# Items:
◆ ◆ ◆ ◆
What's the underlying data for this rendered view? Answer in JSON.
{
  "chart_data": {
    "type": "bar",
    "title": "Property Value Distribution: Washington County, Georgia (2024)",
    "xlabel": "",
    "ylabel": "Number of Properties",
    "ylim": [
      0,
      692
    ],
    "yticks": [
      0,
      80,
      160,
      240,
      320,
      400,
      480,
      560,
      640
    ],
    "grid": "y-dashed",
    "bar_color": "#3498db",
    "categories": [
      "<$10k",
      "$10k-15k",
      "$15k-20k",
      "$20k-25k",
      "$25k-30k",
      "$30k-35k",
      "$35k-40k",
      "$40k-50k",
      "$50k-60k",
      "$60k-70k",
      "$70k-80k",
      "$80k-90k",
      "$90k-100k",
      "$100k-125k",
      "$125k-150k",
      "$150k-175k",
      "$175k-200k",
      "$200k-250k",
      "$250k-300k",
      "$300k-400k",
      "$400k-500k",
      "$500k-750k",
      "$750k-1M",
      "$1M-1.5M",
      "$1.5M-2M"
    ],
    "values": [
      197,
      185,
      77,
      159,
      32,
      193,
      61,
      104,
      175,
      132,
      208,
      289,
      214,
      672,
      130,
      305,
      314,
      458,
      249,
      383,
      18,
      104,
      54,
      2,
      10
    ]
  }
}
◆ ◆ ◆ ◆
# Set exercise:
Recopy all the lines exactly as they appear.

# Solution:
What's the underlying data for this rendered view? Answer in JSON.
{
  "chart_data": {
    "type": "bar",
    "title": "Property Value Distribution: Washington County, Georgia (2024)",
    "xlabel": "",
    "ylabel": "Number of Properties",
    "ylim": [
      0,
      692
    ],
    "yticks": [
      0,
      80,
      160,
      240,
      320,
      400,
      480,
      560,
      640
    ],
    "grid": "y-dashed",
    "bar_color": "#3498db",
    "categories": [
      "<$10k",
      "$10k-15k",
      "$15k-20k",
      "$20k-25k",
      "$25k-30k",
      "$30k-35k",
      "$35k-40k",
      "$40k-50k",
      "$50k-60k",
      "$60k-70k",
      "$70k-80k",
      "$80k-90k",
      "$90k-100k",
      "$100k-125k",
      "$125k-150k",
      "$150k-175k",
      "$175k-200k",
      "$200k-250k",
      "$250k-300k",
      "$300k-400k",
      "$400k-500k",
      "$500k-750k",
      "$750k-1M",
      "$1M-1.5M",
      "$1.5M-2M"
    ],
    "values": [
      197,
      185,
      77,
      159,
      32,
      193,
      61,
      104,
      175,
      132,
      208,
      289,
      214,
      672,
      130,
      305,
      314,
      458,
      249,
      383,
      18,
      104,
      54,
      2,
      10
    ]
  }
}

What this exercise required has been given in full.